YOUR TASK: Pick up the Self-Consistency page below after its last sentence and keep writing it.
___ PAGE EXTRACT
Summary

Self-Consistency is a decoding strategy that samples multiple reasoning paths from the LLM and selects the most frequent answer. By aggregating diverse reasoning traces, this technique reduces errors from single-path reasoning and improves answer reliability. It builds on Chain of Thought by sampling multiple CoT outputs rather than using greedy decoding.

How it works

  1. Generate multiple paths: Sample N reasoning traces for the same problem
  2. Extract answers: Parse final answers from each trace
  3. Vote/aggregate: Select the most common answer
  4. Return result: Output the consensus answer

Key considerations

  • Sample count: More samples increase accuracy but cost
  • Aggregation: Majority vote, weighted, or confidence-based
  • Diversity: Temperature and sampling parameters affect variety
  • Speed: Parallel generation can mitigate latency

When to use

  • Tasks where multiple reasoning paths exist
  • Applications requiring high reliability
  • Scenarios where cost-latency trade-off is acceptable
  • Math, logic, and factual reasoning tasks

Build This Pattern

Copy this prompt and paste it into Claude Code, OpenCode, Codex, or Cursor to implement this pattern.
______
___ DATA EXTRACTS
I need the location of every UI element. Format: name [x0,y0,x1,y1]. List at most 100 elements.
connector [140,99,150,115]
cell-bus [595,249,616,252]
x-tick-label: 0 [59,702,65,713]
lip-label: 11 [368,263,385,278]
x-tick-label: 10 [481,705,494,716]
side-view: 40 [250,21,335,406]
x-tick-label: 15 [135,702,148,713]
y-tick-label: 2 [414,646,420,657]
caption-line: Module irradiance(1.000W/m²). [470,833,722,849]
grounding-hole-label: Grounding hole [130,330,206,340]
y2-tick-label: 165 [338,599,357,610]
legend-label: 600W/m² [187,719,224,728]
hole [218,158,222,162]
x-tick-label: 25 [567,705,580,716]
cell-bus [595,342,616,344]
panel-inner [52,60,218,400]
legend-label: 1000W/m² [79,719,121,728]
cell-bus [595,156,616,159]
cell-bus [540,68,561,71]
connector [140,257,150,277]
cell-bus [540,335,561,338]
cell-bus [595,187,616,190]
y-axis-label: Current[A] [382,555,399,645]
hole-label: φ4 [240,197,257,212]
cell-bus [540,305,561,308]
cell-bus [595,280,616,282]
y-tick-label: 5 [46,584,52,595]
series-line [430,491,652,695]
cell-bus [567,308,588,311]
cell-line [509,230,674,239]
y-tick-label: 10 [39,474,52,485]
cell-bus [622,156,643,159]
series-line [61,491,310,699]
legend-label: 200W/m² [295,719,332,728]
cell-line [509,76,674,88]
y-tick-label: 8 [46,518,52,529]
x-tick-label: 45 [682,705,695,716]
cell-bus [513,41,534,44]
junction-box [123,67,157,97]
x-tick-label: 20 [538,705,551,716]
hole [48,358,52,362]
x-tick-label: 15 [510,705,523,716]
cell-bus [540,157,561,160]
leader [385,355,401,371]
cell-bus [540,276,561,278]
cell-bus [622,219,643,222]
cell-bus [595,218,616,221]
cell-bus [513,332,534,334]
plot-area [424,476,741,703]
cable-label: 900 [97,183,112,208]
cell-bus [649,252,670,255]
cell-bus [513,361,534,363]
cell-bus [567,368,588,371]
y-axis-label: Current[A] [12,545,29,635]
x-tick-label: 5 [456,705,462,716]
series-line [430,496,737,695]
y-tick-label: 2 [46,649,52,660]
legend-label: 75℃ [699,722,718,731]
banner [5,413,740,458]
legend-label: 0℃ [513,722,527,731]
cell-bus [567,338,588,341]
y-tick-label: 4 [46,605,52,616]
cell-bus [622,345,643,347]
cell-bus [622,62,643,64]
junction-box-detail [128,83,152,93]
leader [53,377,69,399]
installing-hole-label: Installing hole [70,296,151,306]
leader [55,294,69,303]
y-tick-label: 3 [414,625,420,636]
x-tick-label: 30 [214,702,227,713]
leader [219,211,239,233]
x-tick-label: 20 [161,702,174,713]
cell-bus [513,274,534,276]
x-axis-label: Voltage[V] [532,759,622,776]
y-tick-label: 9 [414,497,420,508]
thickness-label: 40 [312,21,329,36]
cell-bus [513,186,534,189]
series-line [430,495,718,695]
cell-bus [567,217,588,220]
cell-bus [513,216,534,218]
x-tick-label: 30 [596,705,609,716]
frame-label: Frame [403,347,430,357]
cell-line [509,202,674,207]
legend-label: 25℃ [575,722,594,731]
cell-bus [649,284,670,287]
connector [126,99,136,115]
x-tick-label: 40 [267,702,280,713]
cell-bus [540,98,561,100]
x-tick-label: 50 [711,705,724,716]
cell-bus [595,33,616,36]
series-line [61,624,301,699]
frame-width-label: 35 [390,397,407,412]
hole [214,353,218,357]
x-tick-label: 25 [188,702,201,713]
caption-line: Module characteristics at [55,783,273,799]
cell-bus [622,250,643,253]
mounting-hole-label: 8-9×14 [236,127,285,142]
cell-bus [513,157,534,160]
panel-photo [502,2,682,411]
______
RESULT OF THIS EXERCISE:
Build me a self-consistency system for LLM reasoning. Architecture: implement a parallel generation module that creates N independent reasoning paths (default 5, temperature 0.7) with different random seeds. Each path produces a structured output. An aggregation module then combines answers using type-specific strategies: majority voting for multiple-choice, median with variance for numeric answers, and theme clustering for free-text. Include an answer type detection module that automatically selects the aggregation strategy. Error handling: handle paths producing no answer by excluding them from aggregation. If all paths disagree (agreement rate below 0.3), return all answers with a low-confidence warning. Handle empty or invalid path outputs gracefully. Edge cases: handle ties in majority voting by using secondary criteria (path confidence). Handle numeric answers with units by normalizing before aggregation. Support answers that are lists or sets by using Jaccard similarity for clustering. Best practices: return consensus answer plus individual path outputs, aggregation results, confidence score (agreement rate), and which paths disagreed. Make N and temperature configurable. Log per-path generation time. Testing: unit test each aggregation strategy independently. Test with known consensus and dissensus scenarios. Verify confidence scores reflect agreement accurately. TypeScript.